The records below need retyping in full; give them again exactly.

# start of DATA TO PROCESS

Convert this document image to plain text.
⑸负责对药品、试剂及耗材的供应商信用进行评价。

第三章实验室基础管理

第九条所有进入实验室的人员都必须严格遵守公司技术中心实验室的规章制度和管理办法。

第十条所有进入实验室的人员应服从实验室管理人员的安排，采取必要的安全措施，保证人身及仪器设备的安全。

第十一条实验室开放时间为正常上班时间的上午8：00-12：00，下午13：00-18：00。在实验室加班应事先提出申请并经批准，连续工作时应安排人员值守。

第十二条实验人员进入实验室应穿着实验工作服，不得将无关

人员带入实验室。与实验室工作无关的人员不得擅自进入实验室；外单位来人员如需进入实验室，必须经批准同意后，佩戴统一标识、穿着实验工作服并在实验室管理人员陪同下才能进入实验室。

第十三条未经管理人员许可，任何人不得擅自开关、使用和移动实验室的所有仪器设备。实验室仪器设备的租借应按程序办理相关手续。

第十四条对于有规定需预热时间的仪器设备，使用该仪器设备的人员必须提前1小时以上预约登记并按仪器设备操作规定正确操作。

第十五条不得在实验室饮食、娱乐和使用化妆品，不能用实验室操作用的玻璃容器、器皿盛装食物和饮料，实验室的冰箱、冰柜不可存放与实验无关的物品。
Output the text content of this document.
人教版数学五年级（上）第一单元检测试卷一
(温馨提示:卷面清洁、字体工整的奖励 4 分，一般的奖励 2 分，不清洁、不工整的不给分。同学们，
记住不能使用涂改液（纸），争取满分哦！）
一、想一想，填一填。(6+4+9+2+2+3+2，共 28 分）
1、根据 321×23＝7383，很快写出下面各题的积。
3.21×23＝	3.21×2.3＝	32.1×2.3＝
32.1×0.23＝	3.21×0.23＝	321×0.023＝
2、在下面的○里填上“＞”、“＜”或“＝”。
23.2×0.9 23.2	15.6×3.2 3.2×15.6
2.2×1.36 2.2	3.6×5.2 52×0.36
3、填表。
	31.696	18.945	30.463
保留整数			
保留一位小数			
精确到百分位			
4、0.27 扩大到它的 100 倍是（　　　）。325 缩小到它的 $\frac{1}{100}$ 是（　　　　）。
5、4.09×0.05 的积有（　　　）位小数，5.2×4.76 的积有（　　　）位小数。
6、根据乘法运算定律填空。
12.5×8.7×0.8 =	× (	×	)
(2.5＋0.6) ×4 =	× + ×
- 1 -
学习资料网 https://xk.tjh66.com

# end of DATA TO PROCESS

▶ **TASK OUTPUT**
Convert this document image to plain text.
⑸负责对药品、试剂及耗材的供应商信用进行评价。

第三章实验室基础管理

第九条所有进入实验室的人员都必须严格遵守公司技术中心实验室的规章制度和管理办法。

第十条所有进入实验室的人员应服从实验室管理人员的安排，采取必要的安全措施，保证人身及仪器设备的安全。

第十一条实验室开放时间为正常上班时间的上午8：00-12：00，下午13：00-18：00。在实验室加班应事先提出申请并经批准，连续工作时应安排人员值守。

第十二条实验人员进入实验室应穿着实验工作服，不得将无关

人员带入实验室。与实验室工作无关的人员不得擅自进入实验室；外单位来人员如需进入实验室，必须经批准同意后，佩戴统一标识、穿着实验工作服并在实验室管理人员陪同下才能进入实验室。

第十三条未经管理人员许可，任何人不得擅自开关、使用和移动实验室的所有仪器设备。实验室仪器设备的租借应按程序办理相关手续。

第十四条对于有规定需预热时间的仪器设备，使用该仪器设备的人员必须提前1小时以上预约登记并按仪器设备操作规定正确操作。

第十五条不得在实验室饮食、娱乐和使用化妆品，不能用实验室操作用的玻璃容器、器皿盛装食物和饮料，实验室的冰箱、冰柜不可存放与实验无关的物品。
Output the text content of this document.
人教版数学五年级（上）第一单元检测试卷一
(温馨提示:卷面清洁、字体工整的奖励 4 分，一般的奖励 2 分，不清洁、不工整的不给分。同学们，
记住不能使用涂改液（纸），争取满分哦！）
一、想一想，填一填。(6+4+9+2+2+3+2，共 28 分）
1、根据 321×23＝7383，很快写出下面各题的积。
3.21×23＝	3.21×2.3＝	32.1×2.3＝
32.1×0.23＝	3.21×0.23＝	321×0.023＝
2、在下面的○里填上“＞”、“＜”或“＝”。
23.2×0.9 23.2	15.6×3.2 3.2×15.6
2.2×1.36 2.2	3.6×5.2 52×0.36
3、填表。
	31.696	18.945	30.463
保留整数			
保留一位小数			
精确到百分位			
4、0.27 扩大到它的 100 倍是（　　　）。325 缩小到它的 $\frac{1}{100}$ 是（　　　　）。
5、4.09×0.05 的积有（　　　）位小数，5.2×4.76 的积有（　　　）位小数。
6、根据乘法运算定律填空。
12.5×8.7×0.8 =	× (	×	)
(2.5＋0.6) ×4 =	× + ×
- 1 -
学习资料网 https://xk.tjh66.com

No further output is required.